*Items from a data source*.

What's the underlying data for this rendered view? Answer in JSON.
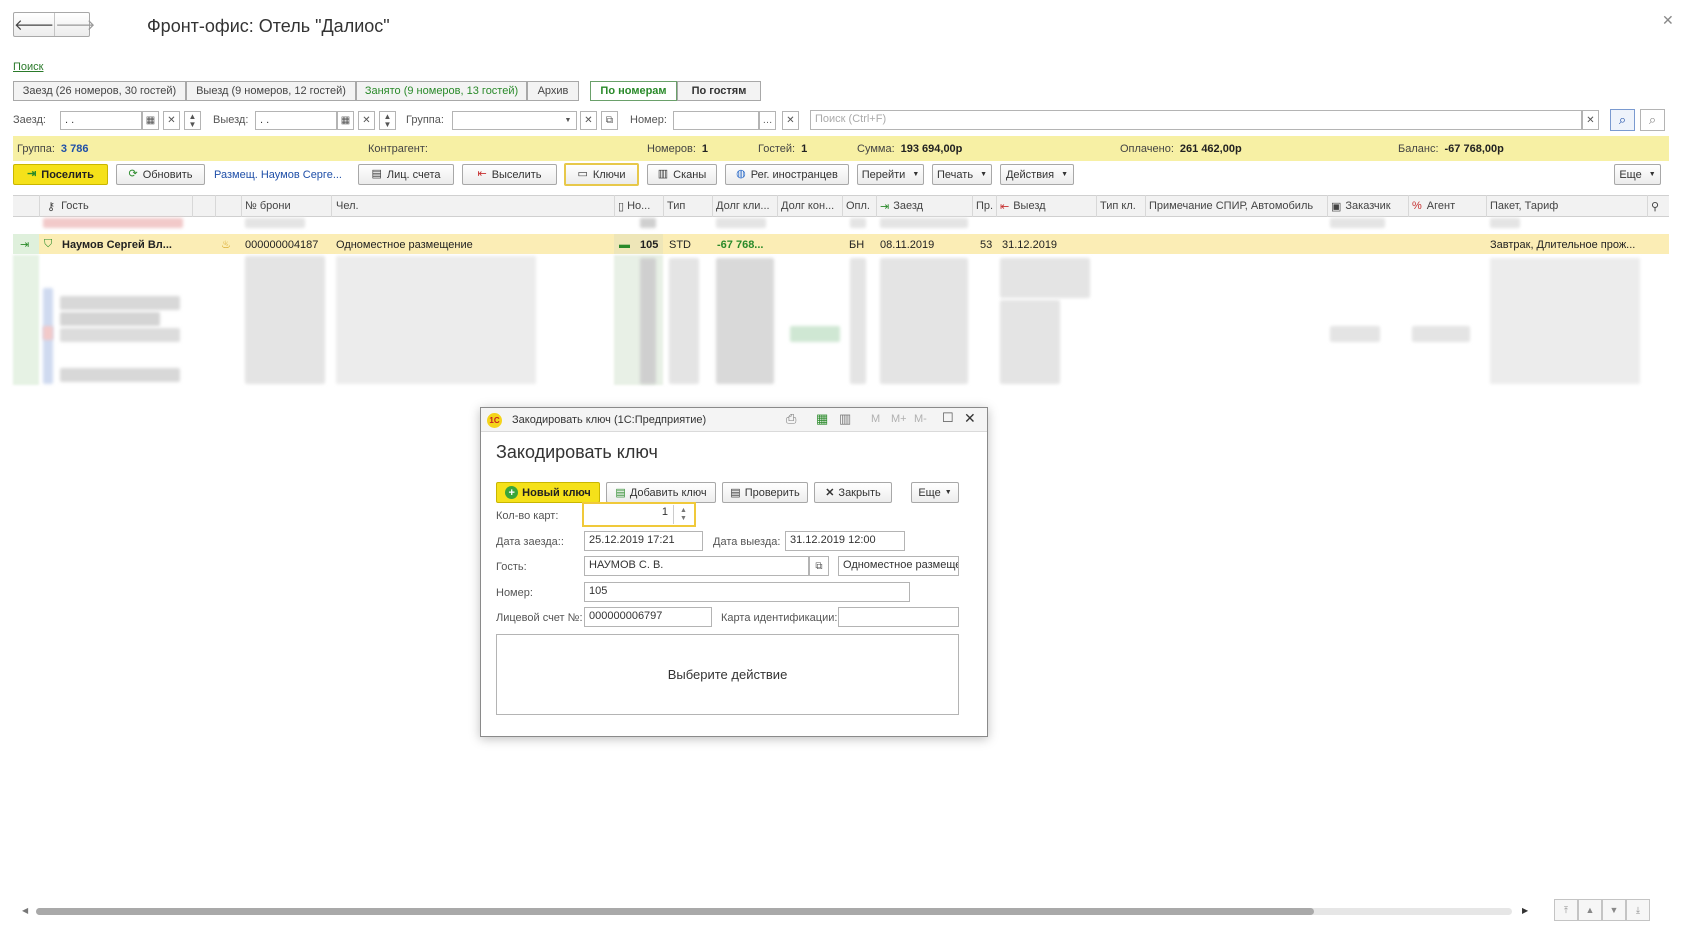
{
  "window": {
    "title": "Фронт-офис: Отель \"Далиос\""
  },
  "search_link": "Поиск",
  "tabs": [
    {
      "label": "Заезд (26 номеров, 30 гостей)"
    },
    {
      "label": "Выезд (9 номеров, 12 гостей)"
    },
    {
      "label": "Занято (9 номеров, 13 гостей)"
    },
    {
      "label": "Архив"
    }
  ],
  "view_toggle": {
    "by_rooms": "По номерам",
    "by_guests": "По гостям"
  },
  "filters": {
    "arrival_label": "Заезд:",
    "arrival_value": " .  . ",
    "departure_label": "Выезд:",
    "departure_value": " .  . ",
    "group_label": "Группа:",
    "room_label": "Номер:",
    "search_placeholder": "Поиск (Ctrl+F)"
  },
  "summary": {
    "group_label": "Группа:",
    "group_value": "3 786",
    "contractor_label": "Контрагент:",
    "rooms_label": "Номеров:",
    "rooms_value": "1",
    "guests_label": "Гостей:",
    "guests_value": "1",
    "sum_label": "Сумма:",
    "sum_value": "193 694,00р",
    "paid_label": "Оплачено:",
    "paid_value": "261 462,00р",
    "balance_label": "Баланс:",
    "balance_value": "-67 768,00р"
  },
  "toolbar": {
    "checkin": "Поселить",
    "refresh": "Обновить",
    "placement_link": "Размещ. Наумов Серге...",
    "accounts": "Лиц. счета",
    "checkout": "Выселить",
    "keys": "Ключи",
    "scans": "Сканы",
    "foreigners": "Рег. иностранцев",
    "goto": "Перейти",
    "print": "Печать",
    "actions": "Действия",
    "more": "Еще"
  },
  "table": {
    "columns": [
      "Гость",
      "№ брони",
      "Чел.",
      "Но...",
      "Тип",
      "Долг кли...",
      "Долг кон...",
      "Опл.",
      "Заезд",
      "Пр.",
      "Выезд",
      "Тип кл.",
      "Примечание СПИР, Автомобиль",
      "Заказчик",
      "Агент",
      "Пакет, Тариф"
    ],
    "row": {
      "guest": "Наумов Сергей Вл...",
      "booking": "000000004187",
      "people": "Одноместное размещение",
      "room": "105",
      "type": "STD",
      "client_debt": "-67 768...",
      "payment": "БН",
      "arrival": "08.11.2019",
      "nights": "53",
      "departure": "31.12.2019",
      "package": "Завтрак, Длительное прож..."
    }
  },
  "dialog": {
    "titlebar": "Закодировать ключ  (1С:Предприятие)",
    "heading": "Закодировать ключ",
    "buttons": {
      "new_key": "Новый ключ",
      "add_key": "Добавить ключ",
      "check": "Проверить",
      "close": "Закрыть",
      "more": "Еще"
    },
    "tb_m": "M",
    "tb_mplus": "M+",
    "tb_mminus": "M-",
    "cards_label": "Кол-во карт:",
    "cards_value": "1",
    "arrival_label": "Дата заезда::",
    "arrival_value": "25.12.2019 17:21",
    "departure_label": "Дата выезда:",
    "departure_value": "31.12.2019 12:00",
    "guest_label": "Гость:",
    "guest_value": "НАУМОВ С. В.",
    "placement_value": "Одноместное размеще",
    "room_label": "Номер:",
    "room_value": "105",
    "account_label": "Лицевой счет №:",
    "account_value": "000000006797",
    "idcard_label": "Карта идентификации:",
    "idcard_value": "",
    "message": "Выберите действие"
  },
  "colors": {
    "summary_bg": "#f7f0a4",
    "highlight_row": "#fbedb5",
    "primary_button": "#f5e11a",
    "link": "#1f4fa8",
    "positive": "#2a8a2a"
  }
}
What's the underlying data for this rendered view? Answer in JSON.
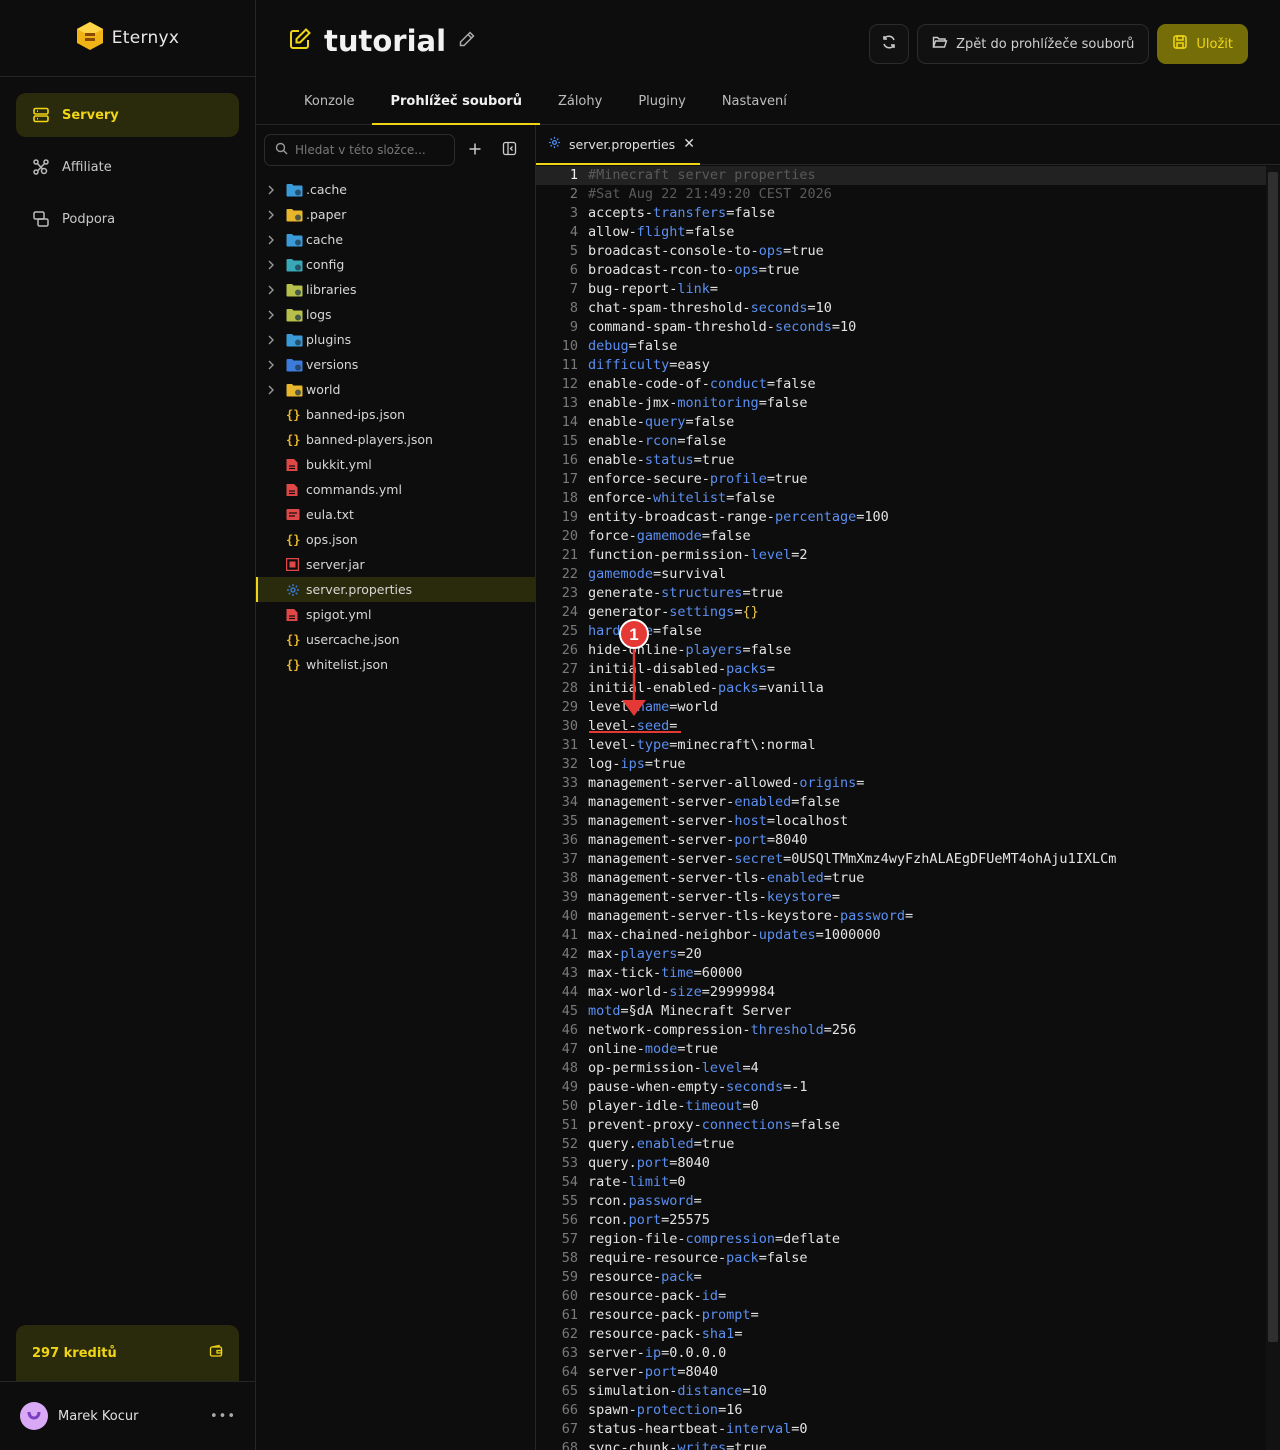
{
  "brand": {
    "name": "Eternyx"
  },
  "nav": [
    {
      "label": "Servery",
      "icon": "server-icon",
      "active": true
    },
    {
      "label": "Affiliate",
      "icon": "affiliate-icon",
      "active": false
    },
    {
      "label": "Podpora",
      "icon": "support-icon",
      "active": false
    }
  ],
  "credits": {
    "label": "297 kreditů"
  },
  "user": {
    "name": "Marek Kocur"
  },
  "header": {
    "title": "tutorial",
    "back_label": "Zpět do prohlížeče souborů",
    "save_label": "Uložit"
  },
  "tabs": [
    {
      "label": "Konzole",
      "active": false
    },
    {
      "label": "Prohlížeč souborů",
      "active": true
    },
    {
      "label": "Zálohy",
      "active": false
    },
    {
      "label": "Pluginy",
      "active": false
    },
    {
      "label": "Nastavení",
      "active": false
    }
  ],
  "search": {
    "placeholder": "Hledat v této složce..."
  },
  "files": [
    {
      "name": ".cache",
      "type": "folder",
      "icon": "folder-cache-icon",
      "color": "#3b9bd9"
    },
    {
      "name": ".paper",
      "type": "folder",
      "icon": "folder-icon",
      "color": "#e8b62c"
    },
    {
      "name": "cache",
      "type": "folder",
      "icon": "folder-cache-icon",
      "color": "#3b9bd9"
    },
    {
      "name": "config",
      "type": "folder",
      "icon": "folder-config-icon",
      "color": "#39a7b8"
    },
    {
      "name": "libraries",
      "type": "folder",
      "icon": "folder-lib-icon",
      "color": "#b7c04a"
    },
    {
      "name": "logs",
      "type": "folder",
      "icon": "folder-logs-icon",
      "color": "#b7c04a"
    },
    {
      "name": "plugins",
      "type": "folder",
      "icon": "folder-plugins-icon",
      "color": "#3b9bd9"
    },
    {
      "name": "versions",
      "type": "folder",
      "icon": "folder-versions-icon",
      "color": "#3b7bd9"
    },
    {
      "name": "world",
      "type": "folder",
      "icon": "folder-icon",
      "color": "#e8b62c"
    },
    {
      "name": "banned-ips.json",
      "type": "file",
      "icon": "json-icon",
      "color": "#e8b62c"
    },
    {
      "name": "banned-players.json",
      "type": "file",
      "icon": "json-icon",
      "color": "#e8b62c"
    },
    {
      "name": "bukkit.yml",
      "type": "file",
      "icon": "yaml-icon",
      "color": "#e04848"
    },
    {
      "name": "commands.yml",
      "type": "file",
      "icon": "yaml-icon",
      "color": "#e04848"
    },
    {
      "name": "eula.txt",
      "type": "file",
      "icon": "txt-icon",
      "color": "#e04848"
    },
    {
      "name": "ops.json",
      "type": "file",
      "icon": "json-icon",
      "color": "#e8b62c"
    },
    {
      "name": "server.jar",
      "type": "file",
      "icon": "jar-icon",
      "color": "#e04848"
    },
    {
      "name": "server.properties",
      "type": "file",
      "icon": "gear-icon",
      "color": "#3b7bd9",
      "selected": true
    },
    {
      "name": "spigot.yml",
      "type": "file",
      "icon": "yaml-icon",
      "color": "#e04848"
    },
    {
      "name": "usercache.json",
      "type": "file",
      "icon": "json-icon",
      "color": "#e8b62c"
    },
    {
      "name": "whitelist.json",
      "type": "file",
      "icon": "json-icon",
      "color": "#e8b62c"
    }
  ],
  "editor": {
    "tab_label": "server.properties",
    "annotation_number": "1",
    "lines": [
      "#Minecraft server properties",
      "#Sat Aug 22 21:49:20 CEST 2026",
      "accepts-transfers=false",
      "allow-flight=false",
      "broadcast-console-to-ops=true",
      "broadcast-rcon-to-ops=true",
      "bug-report-link=",
      "chat-spam-threshold-seconds=10",
      "command-spam-threshold-seconds=10",
      "debug=false",
      "difficulty=easy",
      "enable-code-of-conduct=false",
      "enable-jmx-monitoring=false",
      "enable-query=false",
      "enable-rcon=false",
      "enable-status=true",
      "enforce-secure-profile=true",
      "enforce-whitelist=false",
      "entity-broadcast-range-percentage=100",
      "force-gamemode=false",
      "function-permission-level=2",
      "gamemode=survival",
      "generate-structures=true",
      "generator-settings={}",
      "hardcore=false",
      "hide-online-players=false",
      "initial-disabled-packs=",
      "initial-enabled-packs=vanilla",
      "level-name=world",
      "level-seed=",
      "level-type=minecraft\\:normal",
      "log-ips=true",
      "management-server-allowed-origins=",
      "management-server-enabled=false",
      "management-server-host=localhost",
      "management-server-port=8040",
      "management-server-secret=0USQlTMmXmz4wyFzhALAEgDFUeMT4ohAju1IXLCm",
      "management-server-tls-enabled=true",
      "management-server-tls-keystore=",
      "management-server-tls-keystore-password=",
      "max-chained-neighbor-updates=1000000",
      "max-players=20",
      "max-tick-time=60000",
      "max-world-size=29999984",
      "motd=§dA Minecraft Server",
      "network-compression-threshold=256",
      "online-mode=true",
      "op-permission-level=4",
      "pause-when-empty-seconds=-1",
      "player-idle-timeout=0",
      "prevent-proxy-connections=false",
      "query.enabled=true",
      "query.port=8040",
      "rate-limit=0",
      "rcon.password=",
      "rcon.port=25575",
      "region-file-compression=deflate",
      "require-resource-pack=false",
      "resource-pack=",
      "resource-pack-id=",
      "resource-pack-prompt=",
      "resource-pack-sha1=",
      "server-ip=0.0.0.0",
      "server-port=8040",
      "simulation-distance=10",
      "spawn-protection=16",
      "status-heartbeat-interval=0",
      "sync-chunk-writes=true"
    ]
  },
  "colors": {
    "accent": "#f0d516",
    "accent_bg": "#2a2a0c",
    "keyword": "#5b8ff0",
    "annotation": "#e53935"
  }
}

*AIM OF THE EXERCISE*.
Show all lines in the entries above where the string "whitelist" appears.

*THE OUTPUT*.
      "name": "whitelist.json",
      "enforce-whitelist=false",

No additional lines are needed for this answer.